TK & old Transfer area

Ian Collins in TK

John Williams, Paul Richards, Ian Collins in old transfer area

Photos by Jim Gregory, no reproduction without permission.

Information from VT editor Ian Collins: John Williams was TK supervisor in the early 70’s. I think this picture was taken around 1972-3. I worked in TK before going into VT around 1974.

Arthur Heywood’s Funeral – John Williams

Arthur Heywood









Yesterday’s funeral.

Annie asked me if I would say a few words today because Arthur loved his life as a member of a crew with the BBC Film Unit in Birmingham. As a lighting cameraman, I was part of that Unit, and I worked with Arthur on many occasions filming, often 0n the other side of the world. Most productions, apart from drama, a crew would be made up of four people. Two on camera, one sound, one lights. Arthur would be in charge of lights and he was there not only to light the set but to make sure people like me did not get the chance to electrocute anyone, which of course the BBC knew I would, if given the opportunity

Crews were close knit units, often away for weeks, very much dependent on each other, not only for the success of a production, but sometimes even their lives.
We lived together, worked together, and played together.
You just had to get on , but it meant we had very few secrets we could keep from one another.

No No No. It’s ok Arthur I won’t go on!

So when Annie asked me to say a few words of course I said yes!
But where do I start about Arthur, there are so many stories to tell?

In the end it was Annie who gave me the clue. When I heard Arthur had died I sent Annie my condolences and she replied, as only she can, that she thought Arthur was already at the bar with a pint and G&T.

+++

*Set tasks:*
1: Quote the BBC Film Unit page word for word, starting at "Information from VT" and ending at "VT around 1974.".
2: According to the BBC Film Unit page, how many people made up a crew on most productions other than drama?
The rows have no connection to the BBC Film Unit page.

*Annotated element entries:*
+++

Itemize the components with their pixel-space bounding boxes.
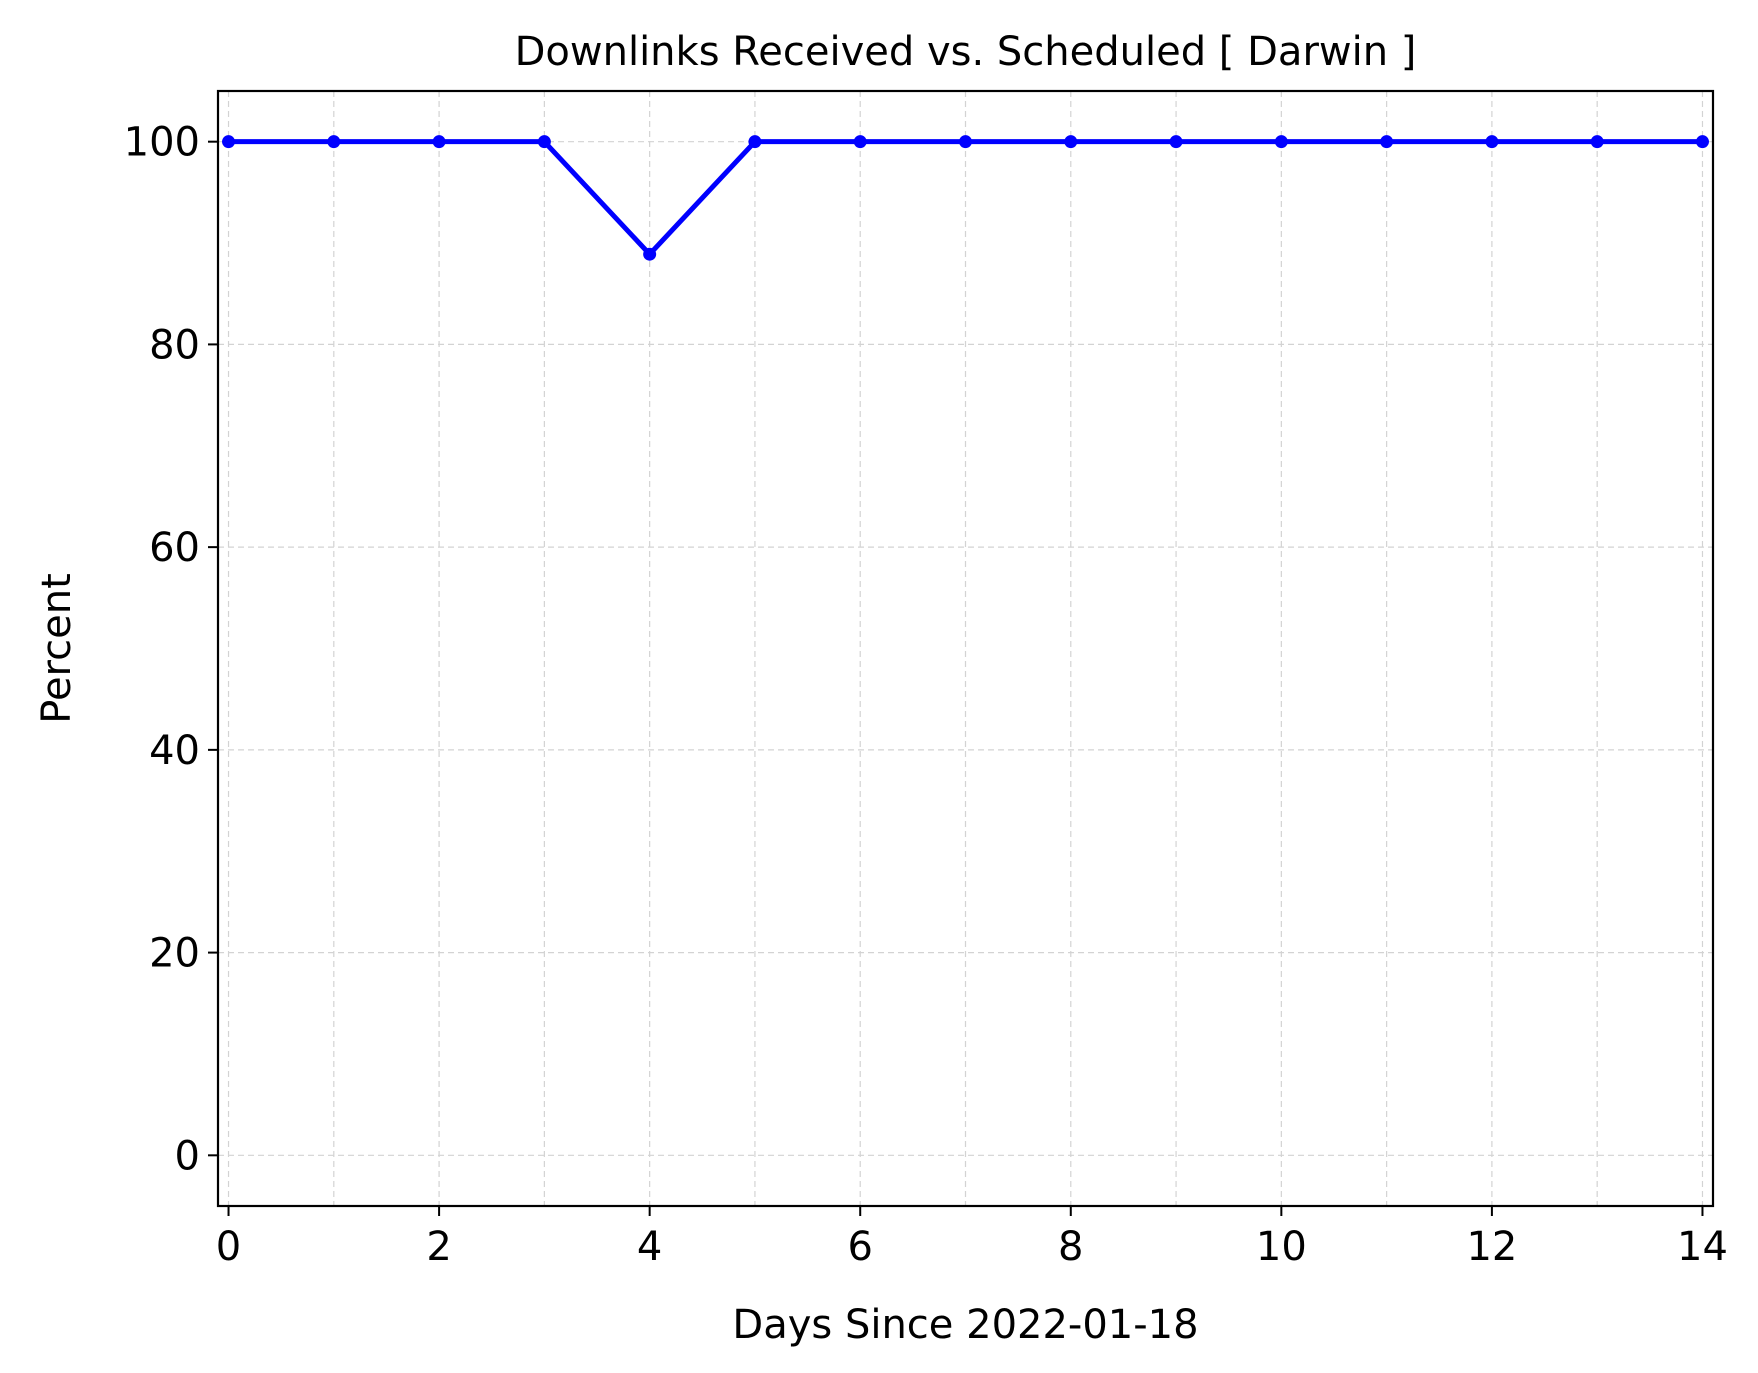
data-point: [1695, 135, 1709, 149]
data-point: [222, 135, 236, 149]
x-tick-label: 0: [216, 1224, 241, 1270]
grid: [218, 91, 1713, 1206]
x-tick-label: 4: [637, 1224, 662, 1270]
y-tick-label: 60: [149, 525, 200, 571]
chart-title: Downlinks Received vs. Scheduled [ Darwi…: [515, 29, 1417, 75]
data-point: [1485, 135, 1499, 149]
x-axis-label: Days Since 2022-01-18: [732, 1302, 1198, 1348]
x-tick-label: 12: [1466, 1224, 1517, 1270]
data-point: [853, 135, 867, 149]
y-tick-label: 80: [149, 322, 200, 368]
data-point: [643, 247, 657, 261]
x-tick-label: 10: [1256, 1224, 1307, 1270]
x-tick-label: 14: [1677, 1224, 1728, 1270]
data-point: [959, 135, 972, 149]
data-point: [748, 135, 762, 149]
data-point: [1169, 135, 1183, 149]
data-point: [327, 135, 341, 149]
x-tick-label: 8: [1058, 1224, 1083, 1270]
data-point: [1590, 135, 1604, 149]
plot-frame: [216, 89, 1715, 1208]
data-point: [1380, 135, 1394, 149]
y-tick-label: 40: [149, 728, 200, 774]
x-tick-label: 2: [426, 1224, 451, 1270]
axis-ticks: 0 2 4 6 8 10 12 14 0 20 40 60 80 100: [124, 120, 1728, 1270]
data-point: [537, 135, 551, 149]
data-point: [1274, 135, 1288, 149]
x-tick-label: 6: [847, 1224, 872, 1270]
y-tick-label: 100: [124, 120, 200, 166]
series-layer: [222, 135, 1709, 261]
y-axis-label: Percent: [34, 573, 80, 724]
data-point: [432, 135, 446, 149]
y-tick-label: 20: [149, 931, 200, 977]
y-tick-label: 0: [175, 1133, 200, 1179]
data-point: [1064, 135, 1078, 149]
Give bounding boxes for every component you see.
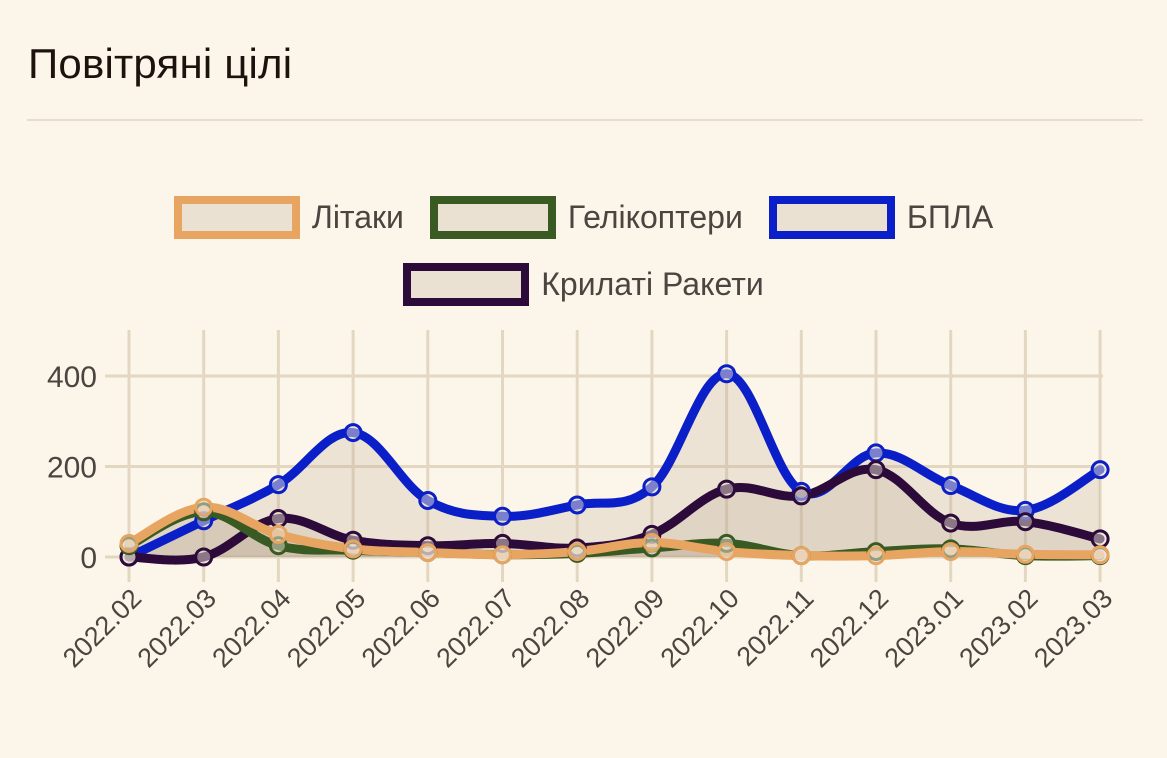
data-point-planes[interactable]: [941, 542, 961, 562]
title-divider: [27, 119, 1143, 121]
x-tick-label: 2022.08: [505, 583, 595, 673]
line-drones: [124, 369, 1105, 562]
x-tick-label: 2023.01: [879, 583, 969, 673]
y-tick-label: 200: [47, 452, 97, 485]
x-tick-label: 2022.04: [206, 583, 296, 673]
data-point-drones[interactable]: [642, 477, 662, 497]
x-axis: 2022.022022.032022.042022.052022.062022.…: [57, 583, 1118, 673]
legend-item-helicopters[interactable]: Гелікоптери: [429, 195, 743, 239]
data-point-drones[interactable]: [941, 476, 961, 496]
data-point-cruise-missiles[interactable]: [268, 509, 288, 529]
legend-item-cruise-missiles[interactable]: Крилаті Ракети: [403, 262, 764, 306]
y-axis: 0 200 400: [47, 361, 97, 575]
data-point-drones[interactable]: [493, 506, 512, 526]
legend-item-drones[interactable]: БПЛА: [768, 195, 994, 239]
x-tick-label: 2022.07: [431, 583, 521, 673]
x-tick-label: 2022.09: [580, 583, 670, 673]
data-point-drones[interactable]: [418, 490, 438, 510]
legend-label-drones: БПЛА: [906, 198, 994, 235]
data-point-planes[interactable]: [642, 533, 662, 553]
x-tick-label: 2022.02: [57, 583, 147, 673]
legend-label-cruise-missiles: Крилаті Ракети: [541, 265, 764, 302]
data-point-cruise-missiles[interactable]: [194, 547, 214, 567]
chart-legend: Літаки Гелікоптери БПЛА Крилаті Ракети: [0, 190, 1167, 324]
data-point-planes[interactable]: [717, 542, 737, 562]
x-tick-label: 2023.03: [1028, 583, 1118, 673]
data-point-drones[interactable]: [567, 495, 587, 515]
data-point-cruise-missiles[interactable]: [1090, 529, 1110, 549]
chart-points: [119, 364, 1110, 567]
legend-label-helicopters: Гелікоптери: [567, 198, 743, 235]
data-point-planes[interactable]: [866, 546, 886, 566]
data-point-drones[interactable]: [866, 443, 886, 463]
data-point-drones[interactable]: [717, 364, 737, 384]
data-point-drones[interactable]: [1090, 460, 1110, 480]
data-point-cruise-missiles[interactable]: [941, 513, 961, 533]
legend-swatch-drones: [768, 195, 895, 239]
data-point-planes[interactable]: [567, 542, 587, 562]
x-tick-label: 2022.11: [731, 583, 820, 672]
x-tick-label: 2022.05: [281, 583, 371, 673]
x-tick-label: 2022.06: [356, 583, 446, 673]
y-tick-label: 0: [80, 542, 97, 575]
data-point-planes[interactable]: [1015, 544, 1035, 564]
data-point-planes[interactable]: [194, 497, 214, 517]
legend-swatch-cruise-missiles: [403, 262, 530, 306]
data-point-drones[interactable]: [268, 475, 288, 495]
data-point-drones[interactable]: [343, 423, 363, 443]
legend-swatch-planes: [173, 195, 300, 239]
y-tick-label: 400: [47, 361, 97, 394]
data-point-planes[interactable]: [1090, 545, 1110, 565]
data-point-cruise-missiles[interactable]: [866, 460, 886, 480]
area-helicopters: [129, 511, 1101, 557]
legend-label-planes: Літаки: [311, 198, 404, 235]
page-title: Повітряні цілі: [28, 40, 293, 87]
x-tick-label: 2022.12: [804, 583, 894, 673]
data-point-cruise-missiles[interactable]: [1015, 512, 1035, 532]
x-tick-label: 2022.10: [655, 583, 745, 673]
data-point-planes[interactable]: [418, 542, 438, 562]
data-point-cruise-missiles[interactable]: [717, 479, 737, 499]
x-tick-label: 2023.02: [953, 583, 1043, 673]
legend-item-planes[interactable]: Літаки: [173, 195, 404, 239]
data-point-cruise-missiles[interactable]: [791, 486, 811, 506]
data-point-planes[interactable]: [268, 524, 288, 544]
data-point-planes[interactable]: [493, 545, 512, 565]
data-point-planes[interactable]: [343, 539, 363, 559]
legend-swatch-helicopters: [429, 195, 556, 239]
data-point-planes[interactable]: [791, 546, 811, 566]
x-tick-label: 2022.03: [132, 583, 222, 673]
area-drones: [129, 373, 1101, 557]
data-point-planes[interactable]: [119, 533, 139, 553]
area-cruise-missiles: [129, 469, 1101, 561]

+++

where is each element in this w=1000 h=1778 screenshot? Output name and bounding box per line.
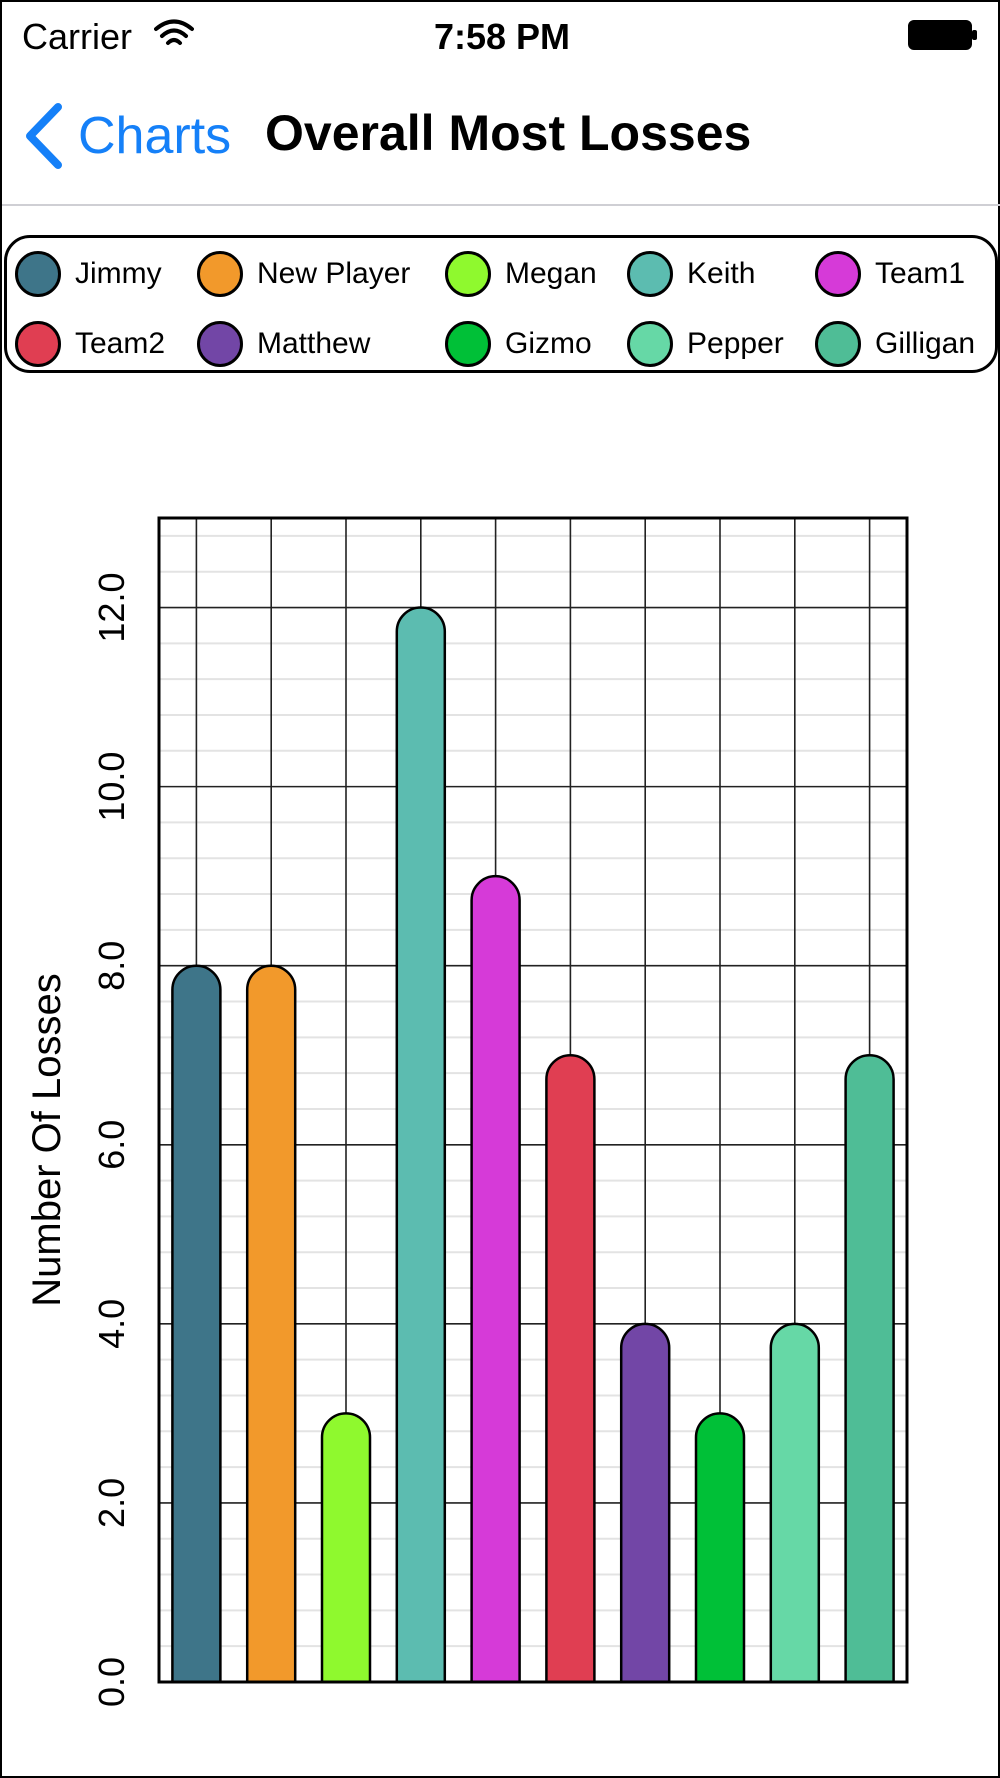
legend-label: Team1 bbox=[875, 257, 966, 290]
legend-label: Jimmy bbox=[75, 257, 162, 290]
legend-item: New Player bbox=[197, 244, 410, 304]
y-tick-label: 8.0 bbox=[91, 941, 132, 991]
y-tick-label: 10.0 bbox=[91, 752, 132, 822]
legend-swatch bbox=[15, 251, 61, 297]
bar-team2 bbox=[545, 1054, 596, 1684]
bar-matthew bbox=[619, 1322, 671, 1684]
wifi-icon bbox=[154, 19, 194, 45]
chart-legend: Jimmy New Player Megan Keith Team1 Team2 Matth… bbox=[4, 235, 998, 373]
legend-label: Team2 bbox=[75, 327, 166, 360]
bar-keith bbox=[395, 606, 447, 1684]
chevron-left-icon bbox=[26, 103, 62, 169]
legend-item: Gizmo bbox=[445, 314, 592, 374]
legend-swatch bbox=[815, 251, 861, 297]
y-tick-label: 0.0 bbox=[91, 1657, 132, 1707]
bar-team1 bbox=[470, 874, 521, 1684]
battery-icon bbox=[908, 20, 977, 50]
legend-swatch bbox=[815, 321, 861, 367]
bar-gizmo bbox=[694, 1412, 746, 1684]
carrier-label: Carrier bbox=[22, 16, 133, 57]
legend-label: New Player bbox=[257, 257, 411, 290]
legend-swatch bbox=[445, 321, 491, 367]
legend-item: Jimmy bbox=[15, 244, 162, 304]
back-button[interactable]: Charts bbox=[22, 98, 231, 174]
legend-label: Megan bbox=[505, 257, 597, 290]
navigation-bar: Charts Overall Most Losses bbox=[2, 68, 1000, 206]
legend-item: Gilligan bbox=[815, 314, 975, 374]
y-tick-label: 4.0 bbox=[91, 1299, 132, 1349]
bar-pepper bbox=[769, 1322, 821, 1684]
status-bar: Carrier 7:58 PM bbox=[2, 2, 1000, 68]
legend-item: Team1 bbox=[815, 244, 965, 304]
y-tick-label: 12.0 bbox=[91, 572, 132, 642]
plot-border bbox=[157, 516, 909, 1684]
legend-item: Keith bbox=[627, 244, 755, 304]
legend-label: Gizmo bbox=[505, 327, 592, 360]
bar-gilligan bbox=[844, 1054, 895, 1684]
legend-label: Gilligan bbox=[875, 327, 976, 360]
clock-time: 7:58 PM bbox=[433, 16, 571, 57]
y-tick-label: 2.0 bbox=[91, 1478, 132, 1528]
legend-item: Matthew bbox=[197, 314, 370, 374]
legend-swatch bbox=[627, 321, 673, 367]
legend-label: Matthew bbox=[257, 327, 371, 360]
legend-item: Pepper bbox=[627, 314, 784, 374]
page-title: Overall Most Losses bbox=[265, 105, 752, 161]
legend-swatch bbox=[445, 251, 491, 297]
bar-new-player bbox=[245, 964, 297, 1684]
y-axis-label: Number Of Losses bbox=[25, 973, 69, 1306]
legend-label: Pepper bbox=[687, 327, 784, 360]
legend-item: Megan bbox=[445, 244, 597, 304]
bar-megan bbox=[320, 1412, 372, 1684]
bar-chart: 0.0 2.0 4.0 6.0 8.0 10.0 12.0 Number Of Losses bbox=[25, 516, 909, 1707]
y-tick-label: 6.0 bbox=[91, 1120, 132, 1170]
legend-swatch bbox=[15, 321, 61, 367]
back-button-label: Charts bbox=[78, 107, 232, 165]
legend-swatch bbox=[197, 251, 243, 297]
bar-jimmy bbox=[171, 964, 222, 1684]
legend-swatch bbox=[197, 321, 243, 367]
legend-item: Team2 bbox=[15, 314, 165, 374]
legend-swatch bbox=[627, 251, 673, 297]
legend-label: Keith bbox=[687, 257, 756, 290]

+++

*Answers per task:*
1:
Information from VT editor Ian Collins: John Williams was TK supervisor in the early 70’s. I think this picture was taken around 1972-3. I worked in TK before going into VT around 1974.

2: Four people: two on camera, one on sound, and one on lights.